== RECORD EXCERPTS ==

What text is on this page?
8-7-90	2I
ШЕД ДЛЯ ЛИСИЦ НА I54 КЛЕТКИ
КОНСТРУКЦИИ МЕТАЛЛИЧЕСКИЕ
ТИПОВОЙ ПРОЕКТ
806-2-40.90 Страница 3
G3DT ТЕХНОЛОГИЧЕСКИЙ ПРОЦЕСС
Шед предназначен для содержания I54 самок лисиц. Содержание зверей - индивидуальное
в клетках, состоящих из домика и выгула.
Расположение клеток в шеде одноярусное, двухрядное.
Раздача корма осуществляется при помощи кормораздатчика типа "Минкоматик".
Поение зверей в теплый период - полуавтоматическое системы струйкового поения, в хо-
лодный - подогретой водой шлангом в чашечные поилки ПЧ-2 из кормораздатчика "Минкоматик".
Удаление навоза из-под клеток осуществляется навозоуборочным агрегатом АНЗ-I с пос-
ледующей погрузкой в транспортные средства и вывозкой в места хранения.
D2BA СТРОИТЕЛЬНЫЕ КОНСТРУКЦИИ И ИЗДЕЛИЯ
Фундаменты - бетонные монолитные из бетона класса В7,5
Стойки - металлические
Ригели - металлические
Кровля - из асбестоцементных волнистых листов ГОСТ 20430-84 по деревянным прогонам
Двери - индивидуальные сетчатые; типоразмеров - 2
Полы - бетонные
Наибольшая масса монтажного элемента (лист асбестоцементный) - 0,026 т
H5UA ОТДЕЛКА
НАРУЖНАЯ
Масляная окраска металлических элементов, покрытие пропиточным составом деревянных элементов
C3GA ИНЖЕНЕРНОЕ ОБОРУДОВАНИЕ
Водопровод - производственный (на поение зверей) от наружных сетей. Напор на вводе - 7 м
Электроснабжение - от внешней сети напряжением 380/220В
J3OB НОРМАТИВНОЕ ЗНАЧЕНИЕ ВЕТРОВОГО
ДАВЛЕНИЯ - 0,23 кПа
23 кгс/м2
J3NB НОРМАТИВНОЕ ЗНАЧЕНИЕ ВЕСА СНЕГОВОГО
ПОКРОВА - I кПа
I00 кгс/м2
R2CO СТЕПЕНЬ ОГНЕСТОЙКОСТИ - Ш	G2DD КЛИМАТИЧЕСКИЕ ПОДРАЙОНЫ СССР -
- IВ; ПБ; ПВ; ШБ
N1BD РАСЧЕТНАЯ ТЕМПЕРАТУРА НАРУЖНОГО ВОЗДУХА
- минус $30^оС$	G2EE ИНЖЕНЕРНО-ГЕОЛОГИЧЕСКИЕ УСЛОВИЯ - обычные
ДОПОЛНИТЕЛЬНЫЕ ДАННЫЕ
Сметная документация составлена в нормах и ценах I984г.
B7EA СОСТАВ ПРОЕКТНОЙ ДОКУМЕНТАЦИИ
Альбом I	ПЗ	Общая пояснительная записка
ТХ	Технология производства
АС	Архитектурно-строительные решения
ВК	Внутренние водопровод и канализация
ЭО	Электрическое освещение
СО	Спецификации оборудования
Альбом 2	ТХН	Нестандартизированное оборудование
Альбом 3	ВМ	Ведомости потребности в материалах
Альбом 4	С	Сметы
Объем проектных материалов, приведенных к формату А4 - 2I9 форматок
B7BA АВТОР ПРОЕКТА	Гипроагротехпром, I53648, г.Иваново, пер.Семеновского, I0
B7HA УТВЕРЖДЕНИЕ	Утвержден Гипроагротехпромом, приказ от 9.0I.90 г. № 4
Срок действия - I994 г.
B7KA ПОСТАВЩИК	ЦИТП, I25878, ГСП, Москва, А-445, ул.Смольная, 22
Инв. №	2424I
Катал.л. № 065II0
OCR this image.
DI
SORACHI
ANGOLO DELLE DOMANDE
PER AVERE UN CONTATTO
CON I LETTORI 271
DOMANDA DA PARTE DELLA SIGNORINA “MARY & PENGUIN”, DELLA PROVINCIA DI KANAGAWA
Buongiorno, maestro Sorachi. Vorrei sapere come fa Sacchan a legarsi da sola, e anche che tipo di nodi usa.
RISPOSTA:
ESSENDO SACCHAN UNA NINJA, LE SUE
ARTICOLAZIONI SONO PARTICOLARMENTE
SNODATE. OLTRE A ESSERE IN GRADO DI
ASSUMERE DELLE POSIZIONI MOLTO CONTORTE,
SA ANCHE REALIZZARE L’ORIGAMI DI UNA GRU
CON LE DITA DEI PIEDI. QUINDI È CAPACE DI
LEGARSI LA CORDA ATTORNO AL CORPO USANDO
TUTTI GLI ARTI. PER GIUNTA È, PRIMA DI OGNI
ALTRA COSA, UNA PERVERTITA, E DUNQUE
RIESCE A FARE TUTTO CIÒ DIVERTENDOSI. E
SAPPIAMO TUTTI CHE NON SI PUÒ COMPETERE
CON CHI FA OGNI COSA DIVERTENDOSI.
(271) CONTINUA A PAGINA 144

== WRITTEN TASK ==
Copy every line of the listing that includes the string "DIVERTENDOSI".

== FULL SOLUTION ==
RIESCE A FARE TUTTO CIÒ DIVERTENDOSI. E
CON CHI FA OGNI COSA DIVERTENDOSI.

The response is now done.